-- START Working data --

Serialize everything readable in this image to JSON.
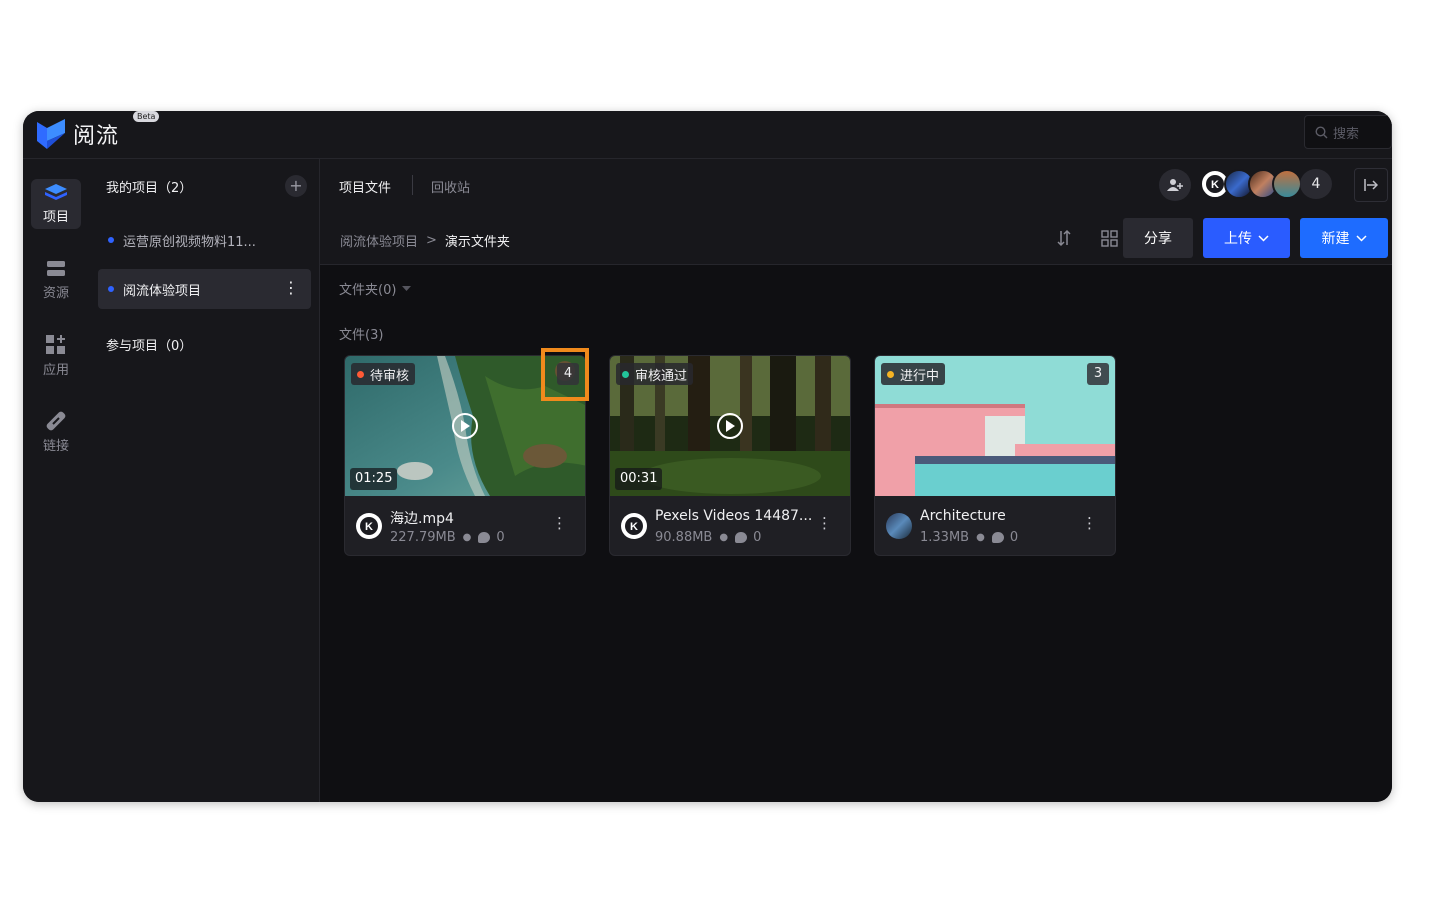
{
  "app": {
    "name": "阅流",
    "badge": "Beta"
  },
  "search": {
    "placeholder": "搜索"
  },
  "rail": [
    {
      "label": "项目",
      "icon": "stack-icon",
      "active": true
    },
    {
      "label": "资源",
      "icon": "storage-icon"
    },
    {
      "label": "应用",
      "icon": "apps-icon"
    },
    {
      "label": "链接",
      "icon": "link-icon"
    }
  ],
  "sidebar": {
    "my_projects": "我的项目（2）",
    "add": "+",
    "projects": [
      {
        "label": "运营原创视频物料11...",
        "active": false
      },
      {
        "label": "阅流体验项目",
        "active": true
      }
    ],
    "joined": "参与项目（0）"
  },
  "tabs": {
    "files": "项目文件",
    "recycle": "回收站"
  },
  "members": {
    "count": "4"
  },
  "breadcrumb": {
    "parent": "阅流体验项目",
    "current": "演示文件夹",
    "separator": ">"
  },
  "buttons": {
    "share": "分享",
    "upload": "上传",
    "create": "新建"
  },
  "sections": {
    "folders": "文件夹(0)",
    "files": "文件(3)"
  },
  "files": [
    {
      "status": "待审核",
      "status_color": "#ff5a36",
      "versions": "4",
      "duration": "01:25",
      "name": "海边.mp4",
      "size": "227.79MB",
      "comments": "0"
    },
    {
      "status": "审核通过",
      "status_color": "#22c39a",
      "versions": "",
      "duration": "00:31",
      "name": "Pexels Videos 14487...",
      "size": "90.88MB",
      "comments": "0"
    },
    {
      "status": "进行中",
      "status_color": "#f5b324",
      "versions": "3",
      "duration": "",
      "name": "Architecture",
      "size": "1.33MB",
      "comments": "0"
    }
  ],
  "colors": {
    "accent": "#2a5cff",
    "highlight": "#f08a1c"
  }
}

-- END Working data --

» **The problem**
Leave images out of the retyped records; keep all else exact.

» **Solution for this task**
Serialize everything readable in this image to JSON.
{
  "app": {
    "name": "阅流",
    "badge": "Beta"
  },
  "search": {
    "placeholder": "搜索"
  },
  "rail": [
    {
      "label": "项目",
      "icon": "stack-icon",
      "active": true
    },
    {
      "label": "资源",
      "icon": "storage-icon"
    },
    {
      "label": "应用",
      "icon": "apps-icon"
    },
    {
      "label": "链接",
      "icon": "link-icon"
    }
  ],
  "sidebar": {
    "my_projects": "我的项目（2）",
    "add": "+",
    "projects": [
      {
        "label": "运营原创视频物料11...",
        "active": false
      },
      {
        "label": "阅流体验项目",
        "active": true
      }
    ],
    "joined": "参与项目（0）"
  },
  "tabs": {
    "files": "项目文件",
    "recycle": "回收站"
  },
  "members": {
    "count": "4"
  },
  "breadcrumb": {
    "parent": "阅流体验项目",
    "current": "演示文件夹",
    "separator": ">"
  },
  "buttons": {
    "share": "分享",
    "upload": "上传",
    "create": "新建"
  },
  "sections": {
    "folders": "文件夹(0)",
    "files": "文件(3)"
  },
  "files": [
    {
      "status": "待审核",
      "status_color": "#ff5a36",
      "versions": "4",
      "duration": "01:25",
      "name": "海边.mp4",
      "size": "227.79MB",
      "comments": "0"
    },
    {
      "status": "审核通过",
      "status_color": "#22c39a",
      "versions": "",
      "duration": "00:31",
      "name": "Pexels Videos 14487...",
      "size": "90.88MB",
      "comments": "0"
    },
    {
      "status": "进行中",
      "status_color": "#f5b324",
      "versions": "3",
      "duration": "",
      "name": "Architecture",
      "size": "1.33MB",
      "comments": "0"
    }
  ],
  "colors": {
    "accent": "#2a5cff",
    "highlight": "#f08a1c"
  }
}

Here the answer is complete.